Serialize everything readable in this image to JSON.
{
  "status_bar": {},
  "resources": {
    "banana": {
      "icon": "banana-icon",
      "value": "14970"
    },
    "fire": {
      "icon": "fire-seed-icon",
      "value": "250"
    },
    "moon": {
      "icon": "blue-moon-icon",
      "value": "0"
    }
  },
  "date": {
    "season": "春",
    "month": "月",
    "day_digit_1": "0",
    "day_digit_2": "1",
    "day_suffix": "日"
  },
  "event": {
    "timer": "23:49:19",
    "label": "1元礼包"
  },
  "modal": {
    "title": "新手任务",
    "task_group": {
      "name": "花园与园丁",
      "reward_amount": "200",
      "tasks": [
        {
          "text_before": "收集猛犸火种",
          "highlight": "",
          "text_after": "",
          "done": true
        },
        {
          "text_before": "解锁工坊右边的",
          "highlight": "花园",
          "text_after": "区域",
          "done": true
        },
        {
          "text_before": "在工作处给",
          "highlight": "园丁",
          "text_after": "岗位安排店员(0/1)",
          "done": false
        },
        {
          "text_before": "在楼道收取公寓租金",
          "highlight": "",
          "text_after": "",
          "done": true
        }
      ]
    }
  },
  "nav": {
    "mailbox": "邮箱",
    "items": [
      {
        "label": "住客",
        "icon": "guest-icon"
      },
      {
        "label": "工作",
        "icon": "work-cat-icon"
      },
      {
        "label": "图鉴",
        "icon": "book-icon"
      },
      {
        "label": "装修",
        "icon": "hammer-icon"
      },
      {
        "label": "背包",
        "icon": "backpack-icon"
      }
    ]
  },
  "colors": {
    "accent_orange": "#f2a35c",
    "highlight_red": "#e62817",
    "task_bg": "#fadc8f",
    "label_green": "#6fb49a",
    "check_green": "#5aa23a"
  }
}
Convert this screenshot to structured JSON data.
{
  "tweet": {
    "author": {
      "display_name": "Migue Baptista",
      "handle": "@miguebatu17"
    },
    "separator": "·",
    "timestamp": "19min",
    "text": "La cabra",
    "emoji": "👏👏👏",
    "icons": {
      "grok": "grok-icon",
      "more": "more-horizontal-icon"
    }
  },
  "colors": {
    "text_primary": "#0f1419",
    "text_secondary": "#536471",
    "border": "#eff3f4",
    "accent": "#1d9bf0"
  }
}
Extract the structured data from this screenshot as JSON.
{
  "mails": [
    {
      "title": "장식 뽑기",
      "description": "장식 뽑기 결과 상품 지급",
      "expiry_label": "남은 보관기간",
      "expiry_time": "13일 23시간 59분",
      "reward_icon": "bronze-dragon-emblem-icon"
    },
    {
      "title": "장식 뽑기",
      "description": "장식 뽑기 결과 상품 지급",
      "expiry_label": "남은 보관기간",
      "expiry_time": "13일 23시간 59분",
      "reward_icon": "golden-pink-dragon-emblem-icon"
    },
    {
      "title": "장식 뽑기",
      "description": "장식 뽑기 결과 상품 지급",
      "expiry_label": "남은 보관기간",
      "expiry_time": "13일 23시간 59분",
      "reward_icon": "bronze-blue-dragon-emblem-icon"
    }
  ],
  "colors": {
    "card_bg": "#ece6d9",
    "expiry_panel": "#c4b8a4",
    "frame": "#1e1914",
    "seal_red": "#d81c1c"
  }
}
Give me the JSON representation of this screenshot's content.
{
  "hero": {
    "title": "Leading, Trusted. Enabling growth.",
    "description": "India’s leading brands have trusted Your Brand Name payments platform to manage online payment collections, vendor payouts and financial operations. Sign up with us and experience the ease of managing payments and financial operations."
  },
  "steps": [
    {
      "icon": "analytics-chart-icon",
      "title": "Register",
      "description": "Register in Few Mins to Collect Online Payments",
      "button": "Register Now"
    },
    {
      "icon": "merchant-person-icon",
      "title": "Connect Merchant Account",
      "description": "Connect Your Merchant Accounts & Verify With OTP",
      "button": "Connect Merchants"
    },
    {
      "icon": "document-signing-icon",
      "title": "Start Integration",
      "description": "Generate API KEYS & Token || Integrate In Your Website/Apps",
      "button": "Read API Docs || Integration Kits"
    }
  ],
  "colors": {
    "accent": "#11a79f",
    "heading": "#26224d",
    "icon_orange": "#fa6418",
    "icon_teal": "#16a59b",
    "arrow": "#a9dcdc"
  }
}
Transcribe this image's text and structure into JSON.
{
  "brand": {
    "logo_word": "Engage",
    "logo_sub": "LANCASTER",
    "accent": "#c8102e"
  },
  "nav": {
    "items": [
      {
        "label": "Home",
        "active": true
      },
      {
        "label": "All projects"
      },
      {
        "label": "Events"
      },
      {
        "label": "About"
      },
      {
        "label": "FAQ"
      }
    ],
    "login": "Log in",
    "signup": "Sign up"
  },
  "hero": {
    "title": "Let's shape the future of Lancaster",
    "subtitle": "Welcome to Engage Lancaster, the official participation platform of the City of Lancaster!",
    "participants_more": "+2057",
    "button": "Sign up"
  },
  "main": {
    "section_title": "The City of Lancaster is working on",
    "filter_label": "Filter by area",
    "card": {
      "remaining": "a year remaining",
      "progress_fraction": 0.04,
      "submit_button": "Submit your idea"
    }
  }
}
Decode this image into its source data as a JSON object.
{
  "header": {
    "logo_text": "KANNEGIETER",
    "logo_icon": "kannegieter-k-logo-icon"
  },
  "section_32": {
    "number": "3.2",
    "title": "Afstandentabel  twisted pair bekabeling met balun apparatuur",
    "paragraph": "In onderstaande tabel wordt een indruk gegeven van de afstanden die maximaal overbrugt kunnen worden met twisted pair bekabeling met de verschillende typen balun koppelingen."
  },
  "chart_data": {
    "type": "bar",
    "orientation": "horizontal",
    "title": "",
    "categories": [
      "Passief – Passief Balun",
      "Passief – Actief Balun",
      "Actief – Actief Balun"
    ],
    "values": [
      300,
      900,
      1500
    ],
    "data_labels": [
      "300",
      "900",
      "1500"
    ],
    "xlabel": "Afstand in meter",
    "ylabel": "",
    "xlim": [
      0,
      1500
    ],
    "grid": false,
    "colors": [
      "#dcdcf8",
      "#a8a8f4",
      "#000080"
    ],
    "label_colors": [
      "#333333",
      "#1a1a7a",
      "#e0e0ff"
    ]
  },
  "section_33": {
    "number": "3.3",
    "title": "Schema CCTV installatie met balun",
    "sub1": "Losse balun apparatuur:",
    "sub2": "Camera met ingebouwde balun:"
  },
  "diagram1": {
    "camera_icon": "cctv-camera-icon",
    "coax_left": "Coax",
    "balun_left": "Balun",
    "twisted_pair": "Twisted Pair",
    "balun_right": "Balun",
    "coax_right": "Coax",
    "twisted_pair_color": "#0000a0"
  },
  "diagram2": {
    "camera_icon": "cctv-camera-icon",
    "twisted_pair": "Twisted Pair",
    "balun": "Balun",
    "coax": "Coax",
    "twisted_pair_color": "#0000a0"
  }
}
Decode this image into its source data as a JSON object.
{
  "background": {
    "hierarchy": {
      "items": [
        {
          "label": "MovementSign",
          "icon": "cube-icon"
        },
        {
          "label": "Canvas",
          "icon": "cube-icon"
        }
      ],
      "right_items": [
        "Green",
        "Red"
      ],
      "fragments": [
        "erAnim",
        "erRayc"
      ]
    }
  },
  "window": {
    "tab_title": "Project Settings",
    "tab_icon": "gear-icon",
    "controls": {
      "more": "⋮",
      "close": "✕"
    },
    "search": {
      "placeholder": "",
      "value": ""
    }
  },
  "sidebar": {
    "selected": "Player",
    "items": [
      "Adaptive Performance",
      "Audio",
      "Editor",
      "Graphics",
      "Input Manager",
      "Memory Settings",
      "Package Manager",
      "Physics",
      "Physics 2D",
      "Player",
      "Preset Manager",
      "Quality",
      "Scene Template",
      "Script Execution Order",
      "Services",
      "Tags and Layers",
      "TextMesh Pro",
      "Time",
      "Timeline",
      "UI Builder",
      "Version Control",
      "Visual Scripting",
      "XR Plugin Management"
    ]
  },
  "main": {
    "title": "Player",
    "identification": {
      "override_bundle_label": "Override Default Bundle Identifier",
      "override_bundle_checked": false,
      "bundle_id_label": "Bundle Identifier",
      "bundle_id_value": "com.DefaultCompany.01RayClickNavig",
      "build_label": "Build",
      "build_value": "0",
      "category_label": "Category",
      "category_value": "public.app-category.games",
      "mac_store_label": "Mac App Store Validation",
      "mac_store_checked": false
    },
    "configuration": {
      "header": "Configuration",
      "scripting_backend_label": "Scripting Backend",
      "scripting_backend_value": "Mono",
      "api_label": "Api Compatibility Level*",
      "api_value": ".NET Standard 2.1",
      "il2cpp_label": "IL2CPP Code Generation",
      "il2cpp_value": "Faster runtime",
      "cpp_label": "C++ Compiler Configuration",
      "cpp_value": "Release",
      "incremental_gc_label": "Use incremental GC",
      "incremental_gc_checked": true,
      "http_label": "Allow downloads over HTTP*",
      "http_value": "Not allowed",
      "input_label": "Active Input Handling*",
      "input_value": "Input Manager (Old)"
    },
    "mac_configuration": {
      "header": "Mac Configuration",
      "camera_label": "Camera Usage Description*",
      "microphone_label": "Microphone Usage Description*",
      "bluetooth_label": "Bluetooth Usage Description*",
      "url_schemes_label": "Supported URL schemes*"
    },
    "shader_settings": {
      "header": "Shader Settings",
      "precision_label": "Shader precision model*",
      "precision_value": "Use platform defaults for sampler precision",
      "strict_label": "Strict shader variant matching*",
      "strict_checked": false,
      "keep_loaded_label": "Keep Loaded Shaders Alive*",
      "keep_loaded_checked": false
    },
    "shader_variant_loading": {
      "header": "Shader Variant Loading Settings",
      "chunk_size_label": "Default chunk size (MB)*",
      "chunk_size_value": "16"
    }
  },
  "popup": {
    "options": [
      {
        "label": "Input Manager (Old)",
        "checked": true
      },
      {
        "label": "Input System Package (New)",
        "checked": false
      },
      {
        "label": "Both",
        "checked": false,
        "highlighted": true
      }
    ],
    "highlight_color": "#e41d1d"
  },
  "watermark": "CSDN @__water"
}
_____
• **Exercise description**
Using the material above, report each line where "true" occurs.

• **Solution below**
          "done": true
          "done": true
          "done": true
        "active": true
      "incremental_gc_checked": true,
        "checked": true
        "highlighted": true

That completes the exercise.